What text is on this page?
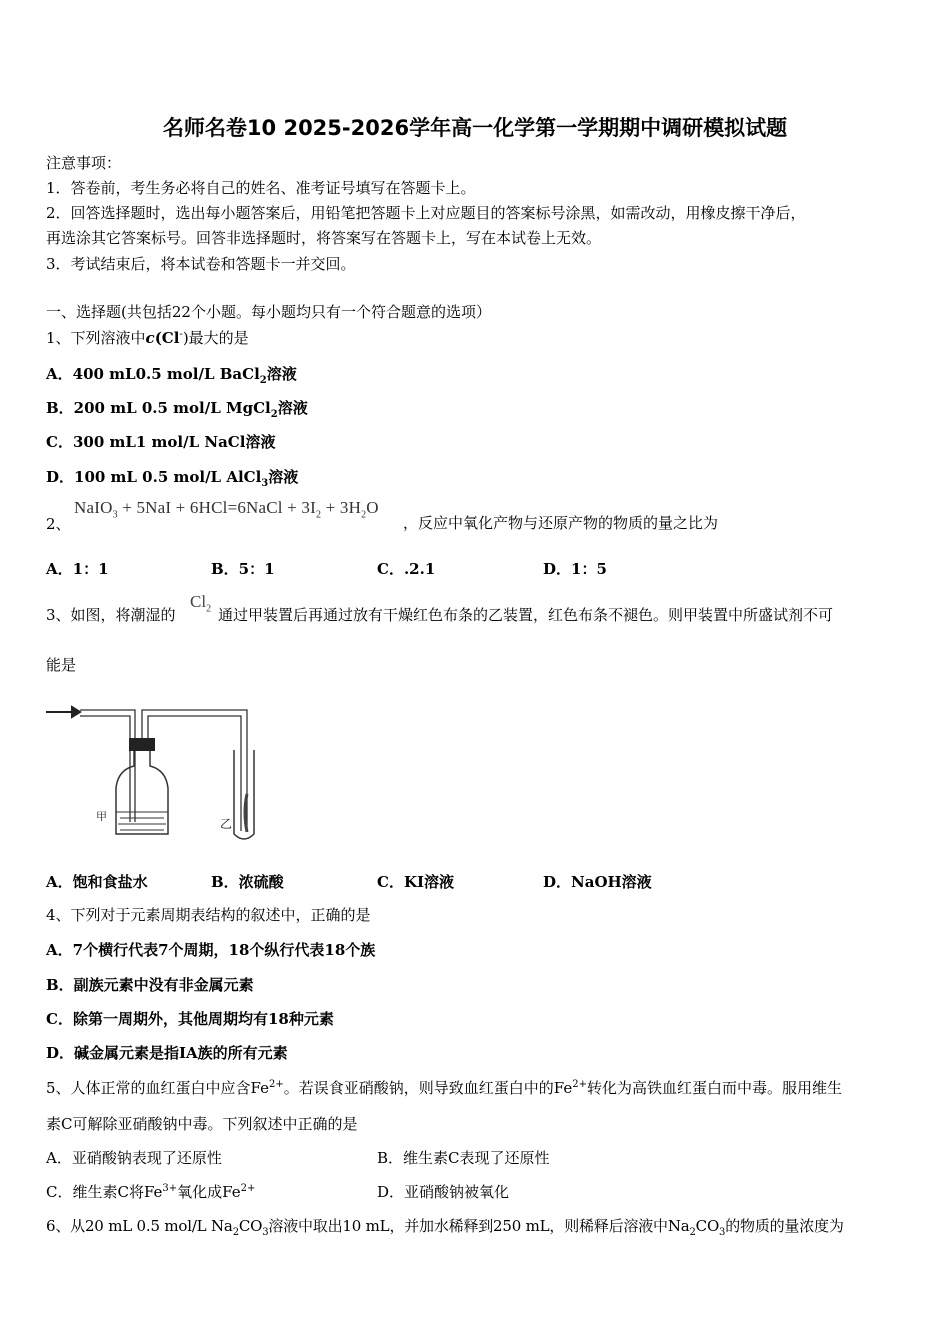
名师名卷10 2025-2026学年高一化学第一学期期中调研模拟试题
注意事项：
1．答卷前，考生务必将自己的姓名、准考证号填写在答题卡上。
2．回答选择题时，选出每小题答案后，用铅笔把答题卡上对应题目的答案标号涂黑，如需改动，用橡皮擦干净后，
再选涂其它答案标号。回答非选择题时，将答案写在答题卡上，写在本试卷上无效。
3．考试结束后，将本试卷和答题卡一并交回。
一、选择题(共包括22个小题。每小题均只有一个符合题意的选项）
1、下列溶液中c(Cl-)最大的是
A．400 mL0.5 mol/L BaCl$_2$溶液
B．200 mL 0.5 mol/L MgCl$_2$溶液
C．300 mL1 mol/L NaCl溶液
D．100 mL 0.5 mol/L AlCl$_3$溶液
2、
NaIO$_3$ + 5NaI + 6HCl=6NaCl + $3I_2 + 3H_2O$
，反应中氧化产物与还原产物的物质的量之比为
A．1：1	B．5：1	C．.2.1	D．1：5
3、如图，将潮湿的
$Cl_2$ 通过甲装置后再通过放有干燥红色布条的乙装置，红色布条不褪色。则甲装置中所盛试剂不可
能是
甲
乙
A．饱和食盐水	B．浓硫酸	C．KI溶液	D．NaOH溶液
4、下列对于元素周期表结构的叙述中，正确的是
A．7个横行代表7个周期，18个纵行代表18个族
B．副族元素中没有非金属元素
C．除第一周期外，其他周期均有18种元素
D．碱金属元素是指ⅠA族的所有元素
5、人体正常的血红蛋白中应含$Fe^{2+}$。若误食亚硝酸钠，则导致血红蛋白中的$Fe^{2+}$转化为高铁血红蛋白而中毒。服用维生
素C可解除亚硝酸钠中毒。下列叙述中正确的是
A．亚硝酸钠表现了还原性	B．维生素C表现了还原性
C．维生素C将$Fe^{3+}$氧化成$Fe^{2+}$	D．亚硝酸钠被氧化
6、从20 mL 0.5 mol/L $Na_2CO_3$溶液中取出10 mL，并加水稀释到250 mL，则稀释后溶液中$Na_2CO_3$的物质的量浓度为
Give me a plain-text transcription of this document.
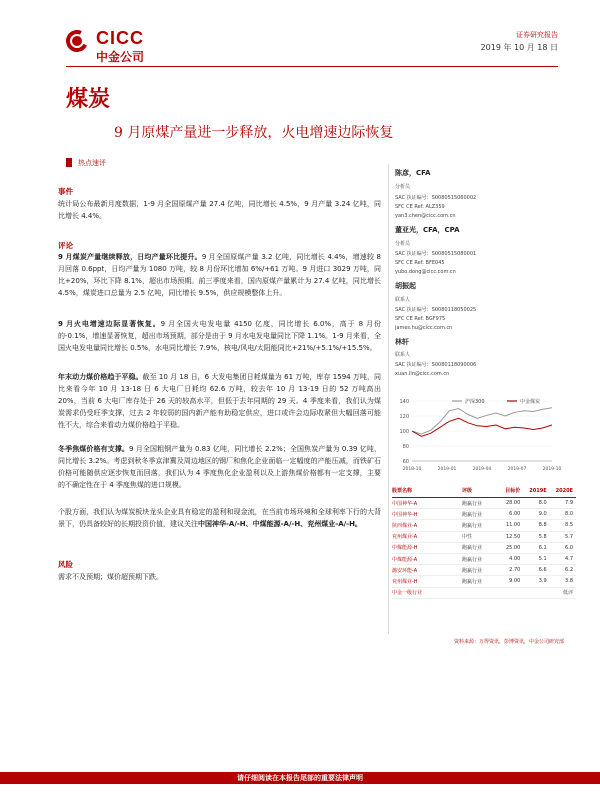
CICC
中金公司
证券研究报告
2019 年 10 月 18 日
煤炭
9 月原煤产量进一步释放，火电增速边际恢复
热点速评
事件
统计局公布最新月度数据，1-9 月全国原煤产量 27.4 亿吨，同比增长 4.5%，9 月产量 3.24 亿吨，同比增长 4.4%。
评论
9 月煤炭产量继续释放，日均产量环比提升。9 月全国原煤产量 3.2 亿吨，同比增长 4.4%，增速较 8 月回落 0.6ppt，日均产量为 1080 万吨，较 8 月份环比增加 6%/+61 万吨。9 月进口 3029 万吨，同比+20%，环比下降 8.1%，超出市场预期。前三季度来看，国内原煤产量累计为 27.4 亿吨，同比增长 4.5%，煤炭进口总量为 2.5 亿吨，同比增长 9.5%，供应规模整体上升。
9 月火电增速边际显著恢复。9 月全国火电发电量 4150 亿度，同比增长 6.0%，高于 8 月份的-0.1%，增速显著恢复，超出市场预期，部分是由于 9 月水电发电量同比下降 1.1%。1-9 月来看，全国火电发电量同比增长 0.5%，水电同比增长 7.9%，核电/风电/太阳能同比+21%/+5.1%/+15.5%。
年末动力煤价格趋于平稳。截至 10 月 18 日，6 大发电集团日耗煤量为 61 万吨，库存 1594 万吨，同比来看今年 10 月 13-18 日 6 大电厂日耗均 62.6 万吨，较去年 10 月 13-19 日的 52 万吨高出 20%，当前 6 大电厂库存处于 26 天的较高水平，但低于去年同期的 29 天。4 季度来看，我们认为煤炭需求仍受旺季支撑，过去 2 年较弱的国内新产能有助稳定供应，进口或许会边际收紧但大幅回落可能性不大，综合来看动力煤价格趋于平稳。
冬季焦煤价格有支撑。9 月全国粗钢产量为 0.83 亿吨，同比增长 2.2%；全国焦炭产量为 0.39 亿吨，同比增长 3.2%。考虑到秋冬季京津冀及周边地区的钢厂和焦化企业面临一定幅度的产能压减，而铁矿石价格可能随供应逐步恢复而回落，我们认为 4 季度焦化企业盈利以及上游焦煤价格都有一定支撑，主要的不确定性在于 4 季度焦煤的进口规模。
个股方面，我们认为煤炭板块龙头企业具有稳定的盈利和现金流，在当前市场环境和全球利率下行的大背景下，仍具备较好的长期投资价值，建议关注中国神华-A/-H、中煤能源-A/-H、兖州煤业-A/-H。
风险
需求不及预期；煤价超预期下跌。
陈彦，CFA
分析员
SAC 执证编号：S0080515060002
SFC CE Ref: ALZ359
yan3.chen@cicc.com.cn
董亚光，CFA，CPA
分析员
SAC 执证编号：S0080515080001
SFC CE Ref: BFE045
yubo.dong@cicc.com.cn
胡振起
联系人
SAC 执证编号：S0080118050025
SFC CE Ref: BGF975
james.hu@cicc.com.cn
林轩
联系人
SAC 执证编号：S0080118090006
xuan.lin@cicc.com.cn
140
120
100
80
60
2018-10	2019-01	2019-04	2019-07	2019-10
沪深300	中金煤炭
股票名称	评级	目标价	2019E	2020E
中国神华-A	跑赢行业	28.00	8.0	7.9
中国神华-H	跑赢行业	6.00	9.0	8.0
陕西煤业-A	跑赢行业	11.00	8.8	8.5
兖州煤业-A	中性	12.50	5.8	5.7
中煤能源-H	跑赢行业	25.00	6.1	6.0
中煤能源-A	跑赢行业	4.00	5.1	4.7
潞安环能-A	跑赢行业	2.70	6.6	6.2
兖州煤业-H	跑赢行业	9.00	3.9	3.8
中金一级行业				低评
资料来源：万得资讯，彭博资讯，中金公司研究部
请仔细阅读在本报告尾部的重要法律声明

JOB ::
Check each line above for the word "兖州煤业" and say how many have it, with nothing else.

ANSWER BELOW ::
3